Problem requirements:
Print exactly the lines from the one containing "Read all visible content and emit it as JSON." through the last line of the listing, both included.

Exercise data:
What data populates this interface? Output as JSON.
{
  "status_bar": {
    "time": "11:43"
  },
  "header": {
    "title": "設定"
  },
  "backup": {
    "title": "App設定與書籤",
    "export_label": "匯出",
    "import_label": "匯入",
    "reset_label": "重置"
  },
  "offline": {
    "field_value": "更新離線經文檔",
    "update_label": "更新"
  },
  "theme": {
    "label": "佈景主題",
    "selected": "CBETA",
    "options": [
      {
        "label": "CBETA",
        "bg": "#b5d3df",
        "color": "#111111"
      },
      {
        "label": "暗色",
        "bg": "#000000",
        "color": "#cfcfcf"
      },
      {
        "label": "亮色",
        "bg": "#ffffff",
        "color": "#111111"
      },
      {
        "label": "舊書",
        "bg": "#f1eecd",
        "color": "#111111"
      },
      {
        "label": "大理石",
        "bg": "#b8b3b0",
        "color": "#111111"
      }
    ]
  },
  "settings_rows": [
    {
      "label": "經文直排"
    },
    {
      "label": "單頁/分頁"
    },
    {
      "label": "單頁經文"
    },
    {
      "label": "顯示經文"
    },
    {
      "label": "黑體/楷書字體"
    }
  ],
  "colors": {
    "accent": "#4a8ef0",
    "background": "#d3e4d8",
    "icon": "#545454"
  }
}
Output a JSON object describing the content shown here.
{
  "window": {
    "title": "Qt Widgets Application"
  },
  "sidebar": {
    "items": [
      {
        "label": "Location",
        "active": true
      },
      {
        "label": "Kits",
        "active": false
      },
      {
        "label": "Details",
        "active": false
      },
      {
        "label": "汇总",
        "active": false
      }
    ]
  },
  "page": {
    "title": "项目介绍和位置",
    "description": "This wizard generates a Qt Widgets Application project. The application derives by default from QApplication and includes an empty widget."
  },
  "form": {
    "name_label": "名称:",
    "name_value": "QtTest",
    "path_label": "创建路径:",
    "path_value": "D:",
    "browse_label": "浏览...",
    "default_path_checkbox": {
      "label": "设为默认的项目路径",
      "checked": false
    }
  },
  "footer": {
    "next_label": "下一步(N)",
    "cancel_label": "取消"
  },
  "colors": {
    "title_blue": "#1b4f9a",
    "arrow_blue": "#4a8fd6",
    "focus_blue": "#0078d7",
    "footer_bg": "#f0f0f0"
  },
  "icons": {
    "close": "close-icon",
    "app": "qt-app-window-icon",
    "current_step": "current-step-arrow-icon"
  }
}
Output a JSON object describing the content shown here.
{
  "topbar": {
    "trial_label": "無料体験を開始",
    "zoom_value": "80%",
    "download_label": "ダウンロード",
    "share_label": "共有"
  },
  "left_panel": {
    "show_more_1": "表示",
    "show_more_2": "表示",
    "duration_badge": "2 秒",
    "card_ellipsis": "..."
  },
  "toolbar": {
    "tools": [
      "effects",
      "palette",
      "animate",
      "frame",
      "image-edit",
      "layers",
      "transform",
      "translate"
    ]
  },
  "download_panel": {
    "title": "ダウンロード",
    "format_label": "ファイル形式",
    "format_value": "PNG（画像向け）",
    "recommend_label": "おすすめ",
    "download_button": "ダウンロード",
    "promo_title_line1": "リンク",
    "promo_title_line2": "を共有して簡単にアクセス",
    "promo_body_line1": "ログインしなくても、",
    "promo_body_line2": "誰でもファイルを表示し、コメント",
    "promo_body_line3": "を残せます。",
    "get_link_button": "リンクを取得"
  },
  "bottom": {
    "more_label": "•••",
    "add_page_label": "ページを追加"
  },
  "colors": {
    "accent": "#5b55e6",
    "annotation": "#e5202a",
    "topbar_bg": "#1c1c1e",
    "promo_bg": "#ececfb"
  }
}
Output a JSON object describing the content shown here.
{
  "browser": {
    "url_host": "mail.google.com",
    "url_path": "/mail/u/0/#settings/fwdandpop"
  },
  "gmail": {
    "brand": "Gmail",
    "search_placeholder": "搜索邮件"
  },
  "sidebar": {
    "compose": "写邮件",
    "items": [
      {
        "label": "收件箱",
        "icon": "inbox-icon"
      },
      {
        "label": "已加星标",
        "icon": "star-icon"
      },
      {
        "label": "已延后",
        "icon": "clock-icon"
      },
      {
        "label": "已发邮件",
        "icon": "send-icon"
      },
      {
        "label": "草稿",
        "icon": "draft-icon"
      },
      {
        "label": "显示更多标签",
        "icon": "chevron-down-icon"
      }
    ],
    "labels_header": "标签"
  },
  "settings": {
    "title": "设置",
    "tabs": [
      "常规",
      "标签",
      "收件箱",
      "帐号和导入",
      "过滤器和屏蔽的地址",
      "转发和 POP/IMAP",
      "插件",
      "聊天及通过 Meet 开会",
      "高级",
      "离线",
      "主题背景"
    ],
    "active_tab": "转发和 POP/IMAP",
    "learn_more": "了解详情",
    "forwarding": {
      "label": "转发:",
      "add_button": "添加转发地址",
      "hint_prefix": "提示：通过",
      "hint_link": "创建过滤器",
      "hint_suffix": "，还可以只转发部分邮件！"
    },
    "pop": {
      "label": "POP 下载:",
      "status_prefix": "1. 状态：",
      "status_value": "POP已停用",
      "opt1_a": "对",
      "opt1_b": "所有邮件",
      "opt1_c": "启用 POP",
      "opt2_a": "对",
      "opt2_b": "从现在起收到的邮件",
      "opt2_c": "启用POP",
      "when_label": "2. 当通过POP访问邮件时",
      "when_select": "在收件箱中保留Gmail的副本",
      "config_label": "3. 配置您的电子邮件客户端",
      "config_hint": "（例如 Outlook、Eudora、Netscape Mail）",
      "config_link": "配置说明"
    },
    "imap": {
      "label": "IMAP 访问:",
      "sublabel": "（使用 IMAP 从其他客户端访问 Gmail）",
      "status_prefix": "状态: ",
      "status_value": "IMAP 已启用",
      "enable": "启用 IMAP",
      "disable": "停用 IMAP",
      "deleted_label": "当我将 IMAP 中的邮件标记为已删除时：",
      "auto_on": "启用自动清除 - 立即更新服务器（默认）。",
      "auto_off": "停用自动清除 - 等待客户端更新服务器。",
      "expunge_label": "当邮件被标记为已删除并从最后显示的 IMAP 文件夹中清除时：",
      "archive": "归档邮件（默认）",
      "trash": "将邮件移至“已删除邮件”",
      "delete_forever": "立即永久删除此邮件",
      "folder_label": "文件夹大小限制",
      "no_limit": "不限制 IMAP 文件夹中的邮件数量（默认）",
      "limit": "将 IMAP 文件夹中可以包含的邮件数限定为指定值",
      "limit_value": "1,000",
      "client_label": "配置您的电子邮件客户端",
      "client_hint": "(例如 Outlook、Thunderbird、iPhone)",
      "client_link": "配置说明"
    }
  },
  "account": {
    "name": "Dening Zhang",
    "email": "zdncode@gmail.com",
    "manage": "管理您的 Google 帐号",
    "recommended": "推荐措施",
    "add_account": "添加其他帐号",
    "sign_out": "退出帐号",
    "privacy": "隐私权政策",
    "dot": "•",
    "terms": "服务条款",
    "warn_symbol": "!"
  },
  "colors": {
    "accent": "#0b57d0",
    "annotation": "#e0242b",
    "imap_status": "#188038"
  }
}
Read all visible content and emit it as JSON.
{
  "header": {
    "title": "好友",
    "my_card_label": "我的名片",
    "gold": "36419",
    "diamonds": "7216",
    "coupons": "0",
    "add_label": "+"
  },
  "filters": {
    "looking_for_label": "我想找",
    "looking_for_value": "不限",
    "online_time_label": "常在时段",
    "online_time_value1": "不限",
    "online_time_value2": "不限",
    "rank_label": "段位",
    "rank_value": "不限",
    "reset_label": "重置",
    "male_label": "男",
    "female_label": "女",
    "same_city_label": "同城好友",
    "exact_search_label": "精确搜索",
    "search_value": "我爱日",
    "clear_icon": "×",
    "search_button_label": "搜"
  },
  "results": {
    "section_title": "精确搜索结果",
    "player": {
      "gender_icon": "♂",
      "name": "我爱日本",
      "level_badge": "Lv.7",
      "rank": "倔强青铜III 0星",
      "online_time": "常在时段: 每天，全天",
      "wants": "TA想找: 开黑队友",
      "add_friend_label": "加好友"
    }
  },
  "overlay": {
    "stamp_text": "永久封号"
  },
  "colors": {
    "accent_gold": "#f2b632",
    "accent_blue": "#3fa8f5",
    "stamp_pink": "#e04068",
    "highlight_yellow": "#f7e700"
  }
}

Worked answer:
Read all visible content and emit it as JSON.
{
  "header": {
    "title": "好友",
    "my_card_label": "我的名片",
    "gold": "36419",
    "diamonds": "7216",
    "coupons": "0",
    "add_label": "+"
  },
  "filters": {
    "looking_for_label": "我想找",
    "looking_for_value": "不限",
    "online_time_label": "常在时段",
    "online_time_value1": "不限",
    "online_time_value2": "不限",
    "rank_label": "段位",
    "rank_value": "不限",
    "reset_label": "重置",
    "male_label": "男",
    "female_label": "女",
    "same_city_label": "同城好友",
    "exact_search_label": "精确搜索",
    "search_value": "我爱日",
    "clear_icon": "×",
    "search_button_label": "搜"
  },
  "results": {
    "section_title": "精确搜索结果",
    "player": {
      "gender_icon": "♂",
      "name": "我爱日本",
      "level_badge": "Lv.7",
      "rank": "倔强青铜III 0星",
      "online_time": "常在时段: 每天，全天",
      "wants": "TA想找: 开黑队友",
      "add_friend_label": "加好友"
    }
  },
  "overlay": {
    "stamp_text": "永久封号"
  },
  "colors": {
    "accent_gold": "#f2b632",
    "accent_blue": "#3fa8f5",
    "stamp_pink": "#e04068",
    "highlight_yellow": "#f7e700"
  }
}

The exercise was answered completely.